## 文書抜粋

夕刻に到着したのは次なる目的地、サンローのLa Barberieという場所。ここには、けのひがお世話になっている八王子のチクテベーカリーのオーナーブーランジェである北村さんに紹介していただきたどり着いた。

ここでは兄のセルジュさんがブーランジェとしてパンを焼き、弟のフィリップさんがオーベルジュでシェフを、そしてマミーがフランスで言うところのシャンブルドット、つまり民宿を経営している。また、地域で農業を志すチボーという青年がその敷地内で農業をしており、その全てを総称したのがLa Barberieということらしい。
ラ・バーバリーに到着すると日本語が堪能なフィリップさんが出迎えてくれる。そしてまずはシードルを作っているカーブへと案内してくれた。ノルマンディ地方は先に寄ったブルターニュ地方と同じく、ブドウではなくリンゴが取れる産地のため、ワインではなくシードルを呑むのが一般的。このラ・バーバリーではオーベルジュで提供するシードルとカルバドスというお酒を自らで醸造していた。その後に豚や鶏、畑などを順に案内してくれる。そして最後に案内されたのが、同じ敷地内で農業を営むチボーだった。

特に見せるものもないからと、つい先日まで耕作していたもう一つの農場を案内してくれる。その後、出荷を始めた直売所やビオコープという大手ビオスーパーを案内してくれて再びオーベルジュに戻った。
オーベルジュでは他のお客さん、この日はフランス土壁協会の人たちが20人とチボーとその友人の農家、私たち家族とサンマロ在住の日本人の友人たちで共に宴を過ごすことになった。すでに大勢の人たちがアペリティフを楽しんでいるオーベルジュの食卓に入ると、フィリップさんがフランス語で、「今日は日本からオーガニックファーマーが遊びに来てくれました!」といったニュアンスのことをみんなに言う。すると、おぉというちょっとしたざわめきが起こる。そして「彼女は完璧な英語を話します。彼は完璧な日本語を話します。そして彼女は完璧なフランス語を話します」とユーモアたっぷりに祥子、私、友人を順に紹介してくれた。

## 表示データ
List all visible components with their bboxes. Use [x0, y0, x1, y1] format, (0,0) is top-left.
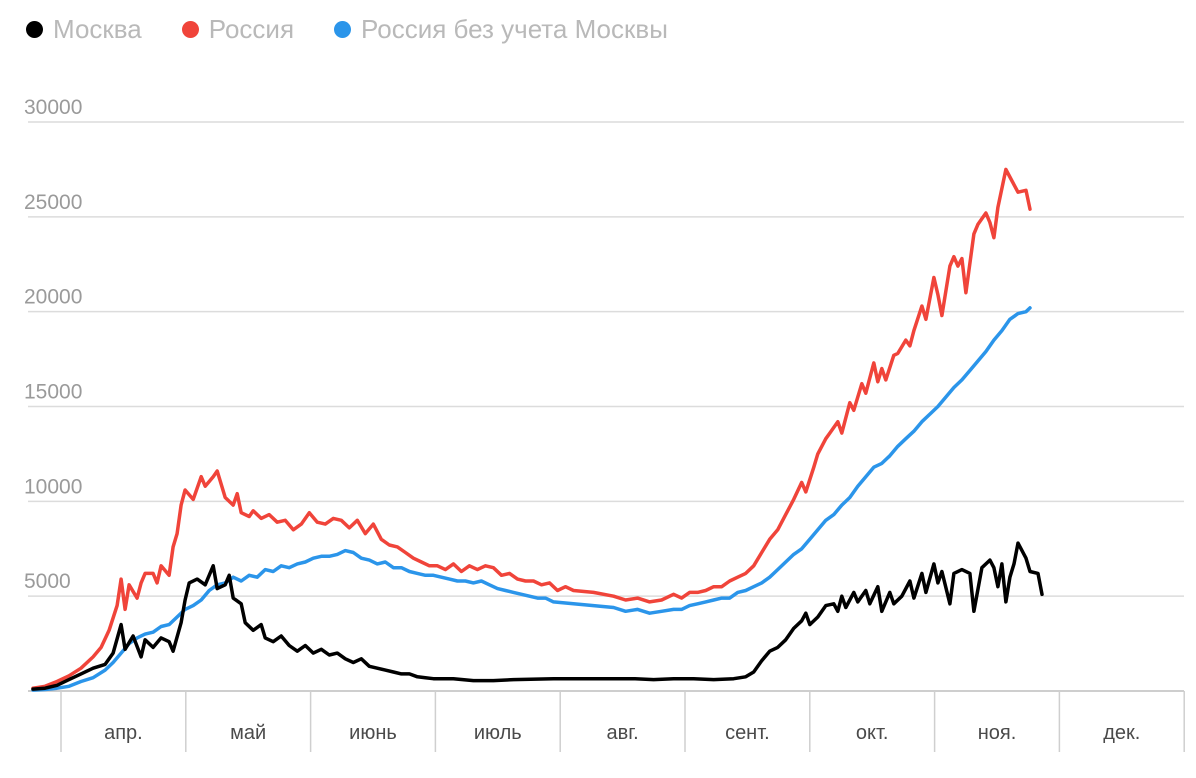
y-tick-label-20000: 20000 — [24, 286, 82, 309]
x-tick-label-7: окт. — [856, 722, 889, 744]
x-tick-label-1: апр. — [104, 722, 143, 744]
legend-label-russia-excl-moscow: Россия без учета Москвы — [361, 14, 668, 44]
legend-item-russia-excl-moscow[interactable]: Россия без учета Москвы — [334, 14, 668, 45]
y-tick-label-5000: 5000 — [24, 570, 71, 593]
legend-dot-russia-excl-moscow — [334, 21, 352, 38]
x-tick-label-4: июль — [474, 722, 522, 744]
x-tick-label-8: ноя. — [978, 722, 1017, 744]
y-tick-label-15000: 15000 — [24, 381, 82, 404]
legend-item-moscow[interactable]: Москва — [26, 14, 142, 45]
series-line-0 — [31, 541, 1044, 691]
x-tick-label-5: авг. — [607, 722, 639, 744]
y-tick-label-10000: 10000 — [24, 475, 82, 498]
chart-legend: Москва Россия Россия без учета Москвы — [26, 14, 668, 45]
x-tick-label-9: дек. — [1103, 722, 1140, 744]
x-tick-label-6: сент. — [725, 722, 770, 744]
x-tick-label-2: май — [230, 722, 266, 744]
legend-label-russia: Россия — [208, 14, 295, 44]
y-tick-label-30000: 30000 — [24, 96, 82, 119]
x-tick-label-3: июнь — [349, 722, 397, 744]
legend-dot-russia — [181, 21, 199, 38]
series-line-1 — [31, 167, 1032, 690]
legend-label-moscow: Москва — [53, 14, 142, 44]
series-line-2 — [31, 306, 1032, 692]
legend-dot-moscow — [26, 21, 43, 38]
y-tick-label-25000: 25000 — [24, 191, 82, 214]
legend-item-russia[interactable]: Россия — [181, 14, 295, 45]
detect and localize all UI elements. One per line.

==

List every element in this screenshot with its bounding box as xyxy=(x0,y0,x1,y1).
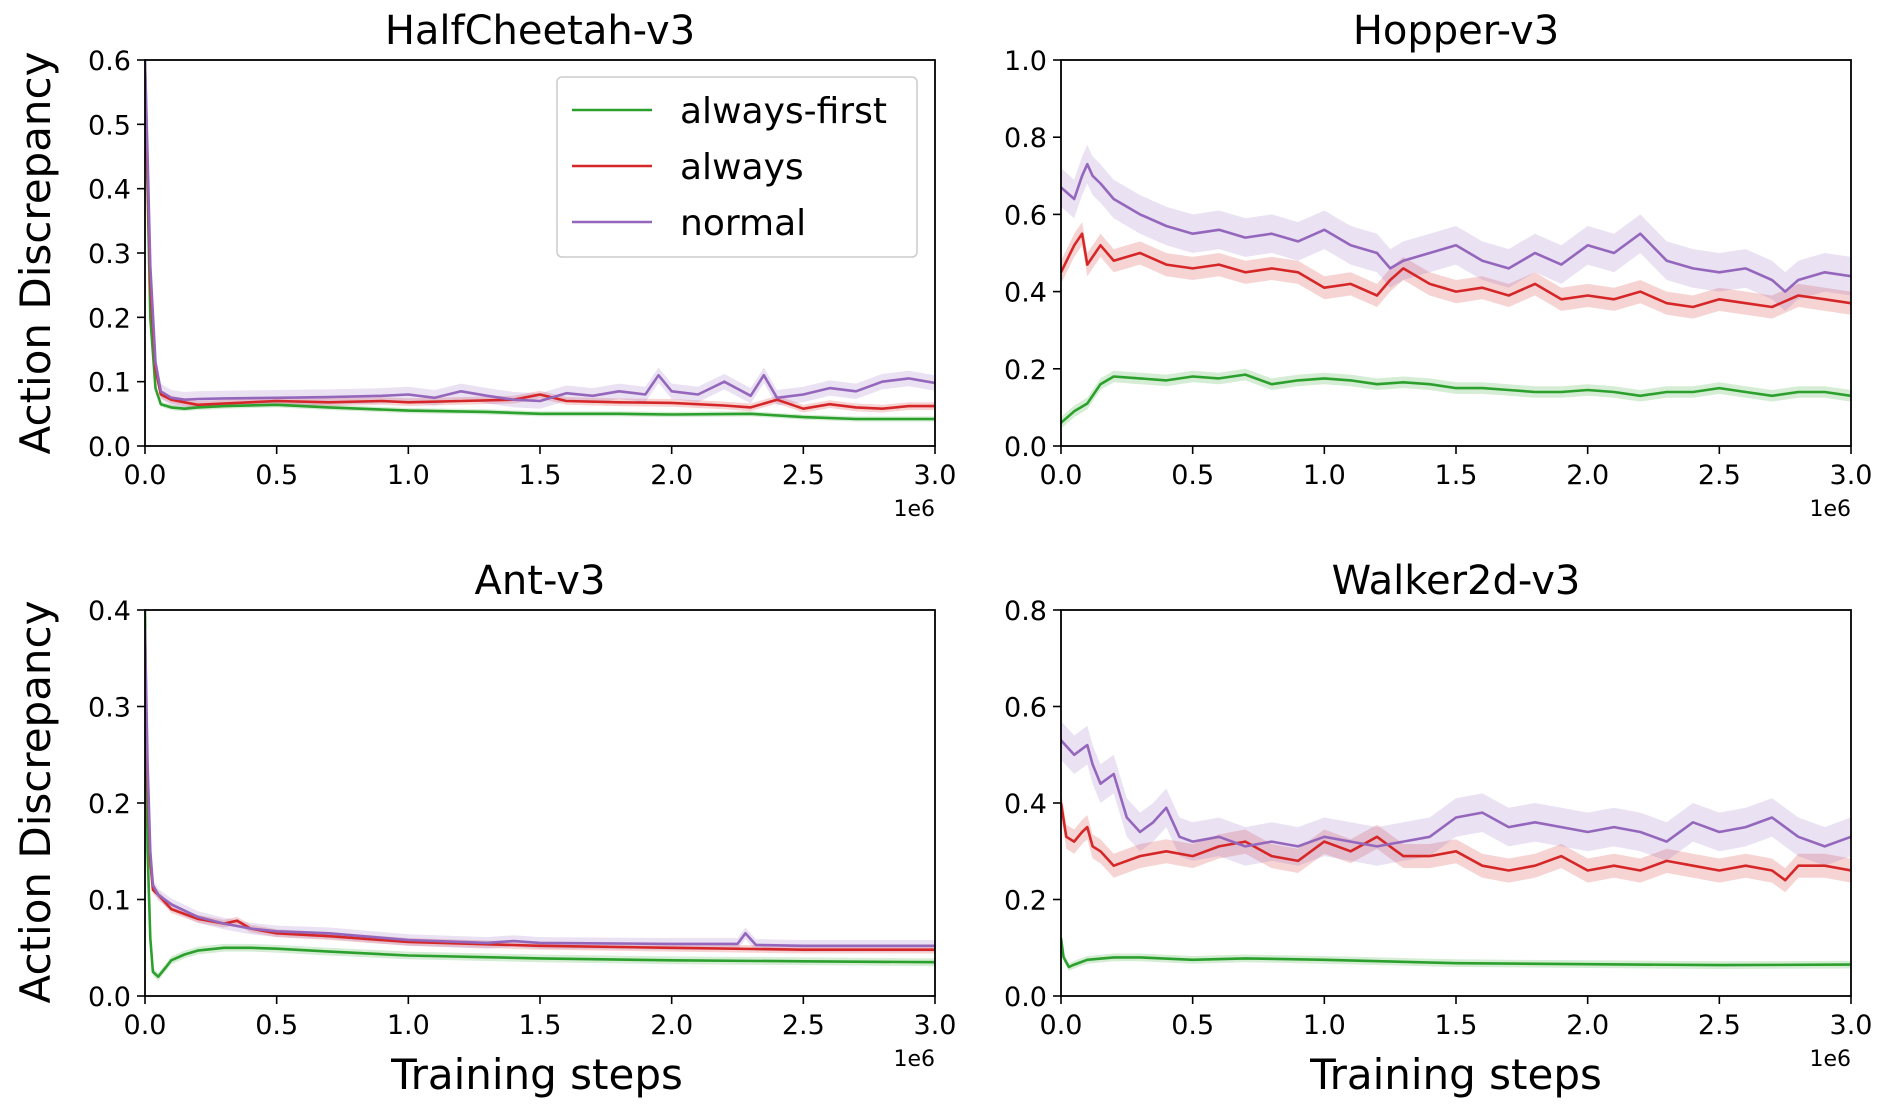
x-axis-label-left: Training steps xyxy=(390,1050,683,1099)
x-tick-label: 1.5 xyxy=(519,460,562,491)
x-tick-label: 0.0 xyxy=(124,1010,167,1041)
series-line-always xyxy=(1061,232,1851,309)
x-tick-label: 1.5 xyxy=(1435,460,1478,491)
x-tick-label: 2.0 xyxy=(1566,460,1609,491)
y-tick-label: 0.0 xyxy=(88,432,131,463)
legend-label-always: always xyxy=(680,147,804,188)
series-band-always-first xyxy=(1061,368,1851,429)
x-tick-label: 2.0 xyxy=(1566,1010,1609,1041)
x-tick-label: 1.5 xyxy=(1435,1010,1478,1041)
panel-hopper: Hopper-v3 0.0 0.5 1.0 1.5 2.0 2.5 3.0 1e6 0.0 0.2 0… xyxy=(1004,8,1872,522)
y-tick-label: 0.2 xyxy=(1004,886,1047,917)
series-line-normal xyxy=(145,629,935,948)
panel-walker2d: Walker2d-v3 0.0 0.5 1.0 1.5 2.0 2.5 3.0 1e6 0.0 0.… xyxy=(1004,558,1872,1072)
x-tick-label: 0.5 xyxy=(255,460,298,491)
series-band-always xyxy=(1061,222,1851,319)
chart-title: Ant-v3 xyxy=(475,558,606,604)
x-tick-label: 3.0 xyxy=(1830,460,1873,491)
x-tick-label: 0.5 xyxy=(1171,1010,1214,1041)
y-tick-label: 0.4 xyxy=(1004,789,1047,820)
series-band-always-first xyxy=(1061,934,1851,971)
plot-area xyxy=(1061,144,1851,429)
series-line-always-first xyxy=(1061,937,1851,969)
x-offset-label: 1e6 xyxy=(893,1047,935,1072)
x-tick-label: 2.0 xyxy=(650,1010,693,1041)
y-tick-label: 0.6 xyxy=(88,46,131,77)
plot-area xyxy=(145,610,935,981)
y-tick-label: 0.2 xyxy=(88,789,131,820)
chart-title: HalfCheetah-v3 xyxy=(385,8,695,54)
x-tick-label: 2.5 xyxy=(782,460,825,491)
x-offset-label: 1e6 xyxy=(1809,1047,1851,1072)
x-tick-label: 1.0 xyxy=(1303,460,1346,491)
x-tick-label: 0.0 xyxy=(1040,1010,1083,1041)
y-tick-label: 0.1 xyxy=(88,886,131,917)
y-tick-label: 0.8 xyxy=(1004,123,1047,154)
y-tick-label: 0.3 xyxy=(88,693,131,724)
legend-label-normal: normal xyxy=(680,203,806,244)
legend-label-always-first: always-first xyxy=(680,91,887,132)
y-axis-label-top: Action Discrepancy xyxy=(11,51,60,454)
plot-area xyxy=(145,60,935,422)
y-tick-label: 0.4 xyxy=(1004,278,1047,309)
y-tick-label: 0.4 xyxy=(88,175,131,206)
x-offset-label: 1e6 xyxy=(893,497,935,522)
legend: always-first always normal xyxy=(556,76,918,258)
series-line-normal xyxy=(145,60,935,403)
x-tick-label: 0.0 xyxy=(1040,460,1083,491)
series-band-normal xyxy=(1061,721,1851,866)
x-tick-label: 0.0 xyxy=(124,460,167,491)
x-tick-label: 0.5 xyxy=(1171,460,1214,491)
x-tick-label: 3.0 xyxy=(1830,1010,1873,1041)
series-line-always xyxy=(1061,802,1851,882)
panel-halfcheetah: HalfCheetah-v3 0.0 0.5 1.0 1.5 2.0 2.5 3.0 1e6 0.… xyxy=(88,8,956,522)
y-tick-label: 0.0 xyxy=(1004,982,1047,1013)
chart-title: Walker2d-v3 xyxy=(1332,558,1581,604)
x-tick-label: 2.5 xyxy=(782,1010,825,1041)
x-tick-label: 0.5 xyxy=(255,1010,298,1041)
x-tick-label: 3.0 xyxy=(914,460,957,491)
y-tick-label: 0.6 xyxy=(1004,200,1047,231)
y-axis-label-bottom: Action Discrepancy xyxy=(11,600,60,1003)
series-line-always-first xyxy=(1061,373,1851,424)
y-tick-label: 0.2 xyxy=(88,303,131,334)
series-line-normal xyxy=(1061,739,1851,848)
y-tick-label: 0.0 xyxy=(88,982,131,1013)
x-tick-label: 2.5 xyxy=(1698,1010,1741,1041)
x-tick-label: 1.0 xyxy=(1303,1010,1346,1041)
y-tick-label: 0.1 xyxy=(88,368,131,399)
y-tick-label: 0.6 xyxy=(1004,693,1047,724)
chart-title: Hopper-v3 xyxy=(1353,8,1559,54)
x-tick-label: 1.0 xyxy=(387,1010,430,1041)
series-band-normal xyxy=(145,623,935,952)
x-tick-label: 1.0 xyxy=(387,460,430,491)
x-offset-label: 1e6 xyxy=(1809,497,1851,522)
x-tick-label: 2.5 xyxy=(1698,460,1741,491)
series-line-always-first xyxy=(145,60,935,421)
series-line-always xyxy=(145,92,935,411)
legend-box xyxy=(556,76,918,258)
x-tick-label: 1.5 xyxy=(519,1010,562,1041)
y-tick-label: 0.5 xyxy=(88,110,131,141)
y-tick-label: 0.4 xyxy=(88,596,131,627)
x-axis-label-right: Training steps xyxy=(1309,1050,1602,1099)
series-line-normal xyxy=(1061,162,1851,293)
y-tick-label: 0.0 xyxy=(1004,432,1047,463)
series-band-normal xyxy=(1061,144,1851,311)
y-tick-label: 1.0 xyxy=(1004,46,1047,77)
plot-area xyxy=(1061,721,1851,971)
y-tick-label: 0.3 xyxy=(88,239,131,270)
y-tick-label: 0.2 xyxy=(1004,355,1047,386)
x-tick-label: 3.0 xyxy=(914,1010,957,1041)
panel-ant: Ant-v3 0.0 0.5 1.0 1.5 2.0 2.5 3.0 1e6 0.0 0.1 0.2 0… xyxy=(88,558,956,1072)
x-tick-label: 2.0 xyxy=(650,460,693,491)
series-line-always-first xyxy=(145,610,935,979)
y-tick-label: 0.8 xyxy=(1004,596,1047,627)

## 作業内容
ラ・バーバリー訪問記を、最後の文の後から書き継いでください。 リストはラ・バーバリー訪問記とは別の資料です。

## 回答文
アペリティフを楽しみながら、チボーと農業談義に花を咲かせる。そして食事が始まり、スープ、自家製の豚のローストへと続いていく。お供にはもちろん自家製のシードル。
宴も盛り上がってきたところで私は子供たちに声をかけた。「あれ、やるよ」。「ほんとにやるの!?」と子供たち。「今やらなかったらいつやるの?やらないで後悔しても仕方ないじゃない。やって一生の思い出を作るよ」と皆の前に促す。
オーベルジュの食卓の端にギターが一本立てかけてあった。確認すると音があってないのでチボーにチューナーを貸してと頼む。彼の家を見たときに、部屋の中にギターがあったのを見逃さなかったからだ。ギターの音を合わせて、準備が済んだ。

そして私たち家族が歌いだしたのは、フランスのシャンソンであるオーシャンゼリゼの日本語バージョン。最初、よくわからないといったような顔をしていた会場の人たちも、サビになると驚きと笑いが起きる。そして2番、3番と進んでいくにつれ、サビでは「オー、シャンゼリゼ〜」の大合唱。子供たちも緊張したと思うけど、一生懸命に歌い、たくさんの拍手をもらえた。クオリティの問題はあれど、とにかくやりきったことに充実感があった。
そんな風にして宴の夜は更けていった。
翌朝、フィリップさんとマミーと共に朝食をとる。そのときに特に気になっていたフィリップさんが長年取り組む、フランスの学校給食のオーガニック化について質問する。彼は料理人でありながらその道のプロであり、いかにして給食をオーガニック化するかのプロセスなどを指南してくれた。そのアドバイスは的確であり、私たちが考えていたよりもずっとテクニカルに進めていかなくてはならないことを気づかせてくれた。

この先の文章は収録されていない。